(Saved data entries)
=-=-=-=-=

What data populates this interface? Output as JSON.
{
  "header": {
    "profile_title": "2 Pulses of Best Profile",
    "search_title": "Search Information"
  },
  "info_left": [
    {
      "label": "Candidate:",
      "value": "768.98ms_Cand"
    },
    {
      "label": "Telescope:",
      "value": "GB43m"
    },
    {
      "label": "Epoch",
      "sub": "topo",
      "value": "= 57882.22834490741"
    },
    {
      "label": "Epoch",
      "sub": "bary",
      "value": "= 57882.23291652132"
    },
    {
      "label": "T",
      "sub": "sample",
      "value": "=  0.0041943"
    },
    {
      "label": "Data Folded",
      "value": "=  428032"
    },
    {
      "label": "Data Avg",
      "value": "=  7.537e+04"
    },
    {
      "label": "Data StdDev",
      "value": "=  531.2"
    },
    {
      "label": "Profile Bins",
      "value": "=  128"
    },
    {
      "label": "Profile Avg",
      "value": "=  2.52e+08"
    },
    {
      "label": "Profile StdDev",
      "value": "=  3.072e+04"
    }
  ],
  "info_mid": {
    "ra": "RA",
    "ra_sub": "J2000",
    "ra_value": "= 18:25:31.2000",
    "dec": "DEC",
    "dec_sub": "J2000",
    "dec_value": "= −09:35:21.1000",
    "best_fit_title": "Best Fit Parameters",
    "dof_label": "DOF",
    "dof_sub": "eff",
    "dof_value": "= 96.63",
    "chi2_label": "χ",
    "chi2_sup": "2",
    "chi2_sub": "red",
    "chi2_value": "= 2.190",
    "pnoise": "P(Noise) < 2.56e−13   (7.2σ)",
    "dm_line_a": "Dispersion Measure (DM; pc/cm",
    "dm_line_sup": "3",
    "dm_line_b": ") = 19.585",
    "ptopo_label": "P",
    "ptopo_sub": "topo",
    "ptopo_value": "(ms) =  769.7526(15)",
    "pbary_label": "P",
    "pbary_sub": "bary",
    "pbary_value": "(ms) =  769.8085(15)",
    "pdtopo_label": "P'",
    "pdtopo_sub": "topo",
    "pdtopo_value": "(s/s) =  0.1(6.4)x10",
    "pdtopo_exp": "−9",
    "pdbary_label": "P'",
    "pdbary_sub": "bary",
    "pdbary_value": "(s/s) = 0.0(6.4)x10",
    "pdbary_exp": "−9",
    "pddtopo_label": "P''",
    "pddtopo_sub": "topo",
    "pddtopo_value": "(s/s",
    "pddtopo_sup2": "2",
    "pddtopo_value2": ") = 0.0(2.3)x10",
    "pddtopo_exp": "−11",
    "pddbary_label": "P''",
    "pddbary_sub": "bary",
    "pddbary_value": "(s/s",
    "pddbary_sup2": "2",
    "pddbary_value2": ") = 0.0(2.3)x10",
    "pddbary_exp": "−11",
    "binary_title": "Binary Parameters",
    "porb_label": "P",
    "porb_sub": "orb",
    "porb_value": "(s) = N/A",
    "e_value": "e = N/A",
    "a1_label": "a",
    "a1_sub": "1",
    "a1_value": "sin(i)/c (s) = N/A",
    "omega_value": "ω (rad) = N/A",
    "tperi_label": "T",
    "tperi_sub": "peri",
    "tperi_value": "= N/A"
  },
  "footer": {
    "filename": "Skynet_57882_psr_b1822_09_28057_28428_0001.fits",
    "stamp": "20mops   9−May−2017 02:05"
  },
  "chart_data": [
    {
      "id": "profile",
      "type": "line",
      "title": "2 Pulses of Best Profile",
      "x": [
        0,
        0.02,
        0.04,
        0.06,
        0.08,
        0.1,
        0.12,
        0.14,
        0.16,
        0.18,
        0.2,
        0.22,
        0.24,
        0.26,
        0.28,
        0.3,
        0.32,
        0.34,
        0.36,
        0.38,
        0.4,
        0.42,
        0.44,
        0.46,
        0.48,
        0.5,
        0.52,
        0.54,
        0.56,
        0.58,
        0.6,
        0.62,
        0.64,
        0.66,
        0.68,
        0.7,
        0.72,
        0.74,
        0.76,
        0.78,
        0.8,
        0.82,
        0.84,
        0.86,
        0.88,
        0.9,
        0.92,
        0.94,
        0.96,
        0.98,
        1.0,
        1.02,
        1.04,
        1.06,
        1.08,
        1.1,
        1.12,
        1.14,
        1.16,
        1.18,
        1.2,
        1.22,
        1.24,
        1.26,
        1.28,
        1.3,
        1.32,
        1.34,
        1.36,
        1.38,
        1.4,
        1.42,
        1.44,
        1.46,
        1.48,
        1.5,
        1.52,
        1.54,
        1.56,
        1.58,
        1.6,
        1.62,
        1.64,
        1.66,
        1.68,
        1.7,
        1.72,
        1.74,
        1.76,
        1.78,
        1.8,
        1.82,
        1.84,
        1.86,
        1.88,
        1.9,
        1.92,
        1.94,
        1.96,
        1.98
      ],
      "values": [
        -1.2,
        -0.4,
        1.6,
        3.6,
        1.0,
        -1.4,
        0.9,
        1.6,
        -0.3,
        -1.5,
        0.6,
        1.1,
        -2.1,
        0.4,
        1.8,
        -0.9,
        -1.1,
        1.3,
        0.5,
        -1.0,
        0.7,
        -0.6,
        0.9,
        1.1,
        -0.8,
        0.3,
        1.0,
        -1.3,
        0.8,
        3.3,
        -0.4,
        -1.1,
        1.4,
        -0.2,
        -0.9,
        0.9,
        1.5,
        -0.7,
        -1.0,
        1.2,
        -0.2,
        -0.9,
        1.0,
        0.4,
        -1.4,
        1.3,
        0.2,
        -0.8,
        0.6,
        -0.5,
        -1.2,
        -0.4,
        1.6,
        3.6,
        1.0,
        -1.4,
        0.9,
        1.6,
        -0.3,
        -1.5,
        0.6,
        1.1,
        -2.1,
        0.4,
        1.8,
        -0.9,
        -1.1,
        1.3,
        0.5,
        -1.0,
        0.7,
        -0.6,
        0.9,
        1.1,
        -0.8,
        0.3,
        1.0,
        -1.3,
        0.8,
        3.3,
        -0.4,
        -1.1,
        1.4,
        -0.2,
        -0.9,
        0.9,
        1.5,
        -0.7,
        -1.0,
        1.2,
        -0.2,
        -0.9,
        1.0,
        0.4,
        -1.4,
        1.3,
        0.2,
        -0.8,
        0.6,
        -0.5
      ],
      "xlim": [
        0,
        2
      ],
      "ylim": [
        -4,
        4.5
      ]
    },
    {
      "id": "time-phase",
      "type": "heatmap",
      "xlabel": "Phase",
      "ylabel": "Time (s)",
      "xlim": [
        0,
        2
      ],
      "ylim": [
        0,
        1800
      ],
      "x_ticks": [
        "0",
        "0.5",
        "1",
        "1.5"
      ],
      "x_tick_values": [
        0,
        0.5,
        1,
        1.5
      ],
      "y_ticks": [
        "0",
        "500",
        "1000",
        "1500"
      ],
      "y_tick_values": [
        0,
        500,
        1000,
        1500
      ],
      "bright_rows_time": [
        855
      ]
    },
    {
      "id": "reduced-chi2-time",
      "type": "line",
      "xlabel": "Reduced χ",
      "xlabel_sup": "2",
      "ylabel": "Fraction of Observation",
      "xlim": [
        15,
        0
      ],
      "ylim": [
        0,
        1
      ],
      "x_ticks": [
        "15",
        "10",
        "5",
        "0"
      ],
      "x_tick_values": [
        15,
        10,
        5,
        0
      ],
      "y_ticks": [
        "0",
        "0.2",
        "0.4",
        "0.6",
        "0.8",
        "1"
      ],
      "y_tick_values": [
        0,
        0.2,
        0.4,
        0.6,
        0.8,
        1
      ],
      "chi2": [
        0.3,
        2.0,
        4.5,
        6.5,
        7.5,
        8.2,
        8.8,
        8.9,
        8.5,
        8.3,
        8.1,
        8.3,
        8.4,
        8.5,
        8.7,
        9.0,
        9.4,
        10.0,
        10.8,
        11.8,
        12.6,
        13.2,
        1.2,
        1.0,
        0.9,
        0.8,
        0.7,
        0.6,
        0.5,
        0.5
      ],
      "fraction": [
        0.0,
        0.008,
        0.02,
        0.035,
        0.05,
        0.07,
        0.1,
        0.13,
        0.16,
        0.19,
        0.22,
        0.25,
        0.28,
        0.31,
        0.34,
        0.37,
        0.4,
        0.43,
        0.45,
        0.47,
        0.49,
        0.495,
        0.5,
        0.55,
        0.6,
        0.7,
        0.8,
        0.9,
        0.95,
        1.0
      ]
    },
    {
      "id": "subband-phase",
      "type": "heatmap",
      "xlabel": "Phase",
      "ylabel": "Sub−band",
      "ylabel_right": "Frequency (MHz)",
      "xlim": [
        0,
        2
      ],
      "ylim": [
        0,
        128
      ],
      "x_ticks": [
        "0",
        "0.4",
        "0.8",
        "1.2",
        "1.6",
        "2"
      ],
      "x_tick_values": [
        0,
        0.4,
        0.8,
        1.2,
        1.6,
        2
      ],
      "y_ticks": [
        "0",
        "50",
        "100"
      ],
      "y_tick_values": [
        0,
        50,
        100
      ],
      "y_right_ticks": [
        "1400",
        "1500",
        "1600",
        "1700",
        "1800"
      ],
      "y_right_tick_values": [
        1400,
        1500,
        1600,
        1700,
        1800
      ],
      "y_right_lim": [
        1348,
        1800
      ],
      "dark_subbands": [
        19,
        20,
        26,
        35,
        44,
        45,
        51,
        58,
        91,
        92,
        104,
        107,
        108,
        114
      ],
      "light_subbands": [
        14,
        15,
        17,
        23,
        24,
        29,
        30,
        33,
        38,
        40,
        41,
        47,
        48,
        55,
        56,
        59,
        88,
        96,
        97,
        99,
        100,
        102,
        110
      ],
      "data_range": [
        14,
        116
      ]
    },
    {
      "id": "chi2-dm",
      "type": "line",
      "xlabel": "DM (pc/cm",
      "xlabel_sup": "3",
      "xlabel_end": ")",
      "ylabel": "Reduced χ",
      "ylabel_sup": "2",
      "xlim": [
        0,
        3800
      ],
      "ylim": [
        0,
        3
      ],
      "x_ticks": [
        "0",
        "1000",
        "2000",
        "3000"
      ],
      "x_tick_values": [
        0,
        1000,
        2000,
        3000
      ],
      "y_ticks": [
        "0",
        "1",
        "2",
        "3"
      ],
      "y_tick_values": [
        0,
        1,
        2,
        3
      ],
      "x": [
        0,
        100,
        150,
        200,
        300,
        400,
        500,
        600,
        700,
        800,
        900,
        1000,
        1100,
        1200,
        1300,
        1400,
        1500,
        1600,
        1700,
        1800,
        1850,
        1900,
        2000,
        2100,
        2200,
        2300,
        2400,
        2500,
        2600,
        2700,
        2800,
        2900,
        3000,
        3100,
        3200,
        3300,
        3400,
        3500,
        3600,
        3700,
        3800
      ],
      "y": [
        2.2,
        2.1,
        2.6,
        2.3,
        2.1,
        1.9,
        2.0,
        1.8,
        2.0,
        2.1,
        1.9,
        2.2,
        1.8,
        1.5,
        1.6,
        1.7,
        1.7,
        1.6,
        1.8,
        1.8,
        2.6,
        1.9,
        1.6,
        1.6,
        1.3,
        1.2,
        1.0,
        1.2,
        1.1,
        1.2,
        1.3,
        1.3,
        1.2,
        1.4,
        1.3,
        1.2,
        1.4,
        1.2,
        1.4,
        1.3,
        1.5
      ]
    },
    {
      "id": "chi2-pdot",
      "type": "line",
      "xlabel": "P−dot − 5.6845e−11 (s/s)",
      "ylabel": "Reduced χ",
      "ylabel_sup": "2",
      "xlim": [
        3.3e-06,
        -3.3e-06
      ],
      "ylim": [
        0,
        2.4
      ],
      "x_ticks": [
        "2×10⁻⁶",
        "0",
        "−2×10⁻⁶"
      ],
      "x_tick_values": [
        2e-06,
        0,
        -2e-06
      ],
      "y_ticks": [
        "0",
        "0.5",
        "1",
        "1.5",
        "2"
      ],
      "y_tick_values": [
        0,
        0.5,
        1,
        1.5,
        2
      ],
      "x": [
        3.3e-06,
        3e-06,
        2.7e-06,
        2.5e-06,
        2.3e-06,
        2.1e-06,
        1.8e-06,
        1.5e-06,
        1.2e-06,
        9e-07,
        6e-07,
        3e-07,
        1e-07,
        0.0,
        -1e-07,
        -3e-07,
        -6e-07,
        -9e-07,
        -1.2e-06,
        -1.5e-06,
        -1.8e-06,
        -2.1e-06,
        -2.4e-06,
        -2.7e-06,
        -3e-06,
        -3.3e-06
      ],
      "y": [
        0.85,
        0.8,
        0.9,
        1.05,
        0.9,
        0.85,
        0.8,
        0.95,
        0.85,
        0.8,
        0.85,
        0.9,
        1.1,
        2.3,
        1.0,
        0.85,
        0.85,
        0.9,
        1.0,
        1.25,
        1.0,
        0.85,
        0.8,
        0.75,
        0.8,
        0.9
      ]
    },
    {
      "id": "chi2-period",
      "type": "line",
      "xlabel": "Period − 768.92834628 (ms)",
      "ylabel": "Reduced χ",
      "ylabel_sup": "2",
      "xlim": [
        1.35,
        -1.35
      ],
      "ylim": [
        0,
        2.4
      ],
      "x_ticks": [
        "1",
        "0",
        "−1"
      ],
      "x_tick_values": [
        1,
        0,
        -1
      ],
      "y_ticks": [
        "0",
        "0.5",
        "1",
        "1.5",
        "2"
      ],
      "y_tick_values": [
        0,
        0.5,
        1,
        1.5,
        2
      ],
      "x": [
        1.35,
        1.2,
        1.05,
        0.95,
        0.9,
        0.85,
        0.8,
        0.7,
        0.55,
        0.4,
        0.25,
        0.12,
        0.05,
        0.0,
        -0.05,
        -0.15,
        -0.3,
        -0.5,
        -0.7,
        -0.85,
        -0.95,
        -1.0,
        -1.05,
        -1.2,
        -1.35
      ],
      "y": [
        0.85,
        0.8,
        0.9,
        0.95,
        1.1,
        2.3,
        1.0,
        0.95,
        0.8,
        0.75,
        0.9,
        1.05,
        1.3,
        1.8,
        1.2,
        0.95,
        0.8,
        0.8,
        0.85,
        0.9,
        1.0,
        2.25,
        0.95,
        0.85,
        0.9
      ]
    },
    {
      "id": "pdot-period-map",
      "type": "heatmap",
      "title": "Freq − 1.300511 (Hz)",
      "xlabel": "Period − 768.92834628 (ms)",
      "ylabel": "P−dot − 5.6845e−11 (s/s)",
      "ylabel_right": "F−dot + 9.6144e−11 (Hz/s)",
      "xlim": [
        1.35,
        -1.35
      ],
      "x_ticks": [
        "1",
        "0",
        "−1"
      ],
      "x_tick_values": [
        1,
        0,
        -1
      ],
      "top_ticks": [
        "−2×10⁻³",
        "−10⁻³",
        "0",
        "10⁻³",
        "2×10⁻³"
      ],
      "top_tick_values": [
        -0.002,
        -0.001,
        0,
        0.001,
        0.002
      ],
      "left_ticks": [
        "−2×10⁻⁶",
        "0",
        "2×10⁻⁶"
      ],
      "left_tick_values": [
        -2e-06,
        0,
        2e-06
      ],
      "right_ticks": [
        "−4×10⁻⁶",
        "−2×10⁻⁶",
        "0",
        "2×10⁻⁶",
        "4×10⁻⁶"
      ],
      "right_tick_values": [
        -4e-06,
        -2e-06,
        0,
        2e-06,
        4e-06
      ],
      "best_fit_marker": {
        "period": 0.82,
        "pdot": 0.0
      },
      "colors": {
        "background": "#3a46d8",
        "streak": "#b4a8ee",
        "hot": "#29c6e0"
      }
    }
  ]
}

=-=-=-=-=

TASK OBJECTIVE :: In the records above, find each line with the word "StdDev" and copy it.

OUTPUT FOR THIS EXERCISE ::
      "label": "Data StdDev",
      "label": "Profile StdDev",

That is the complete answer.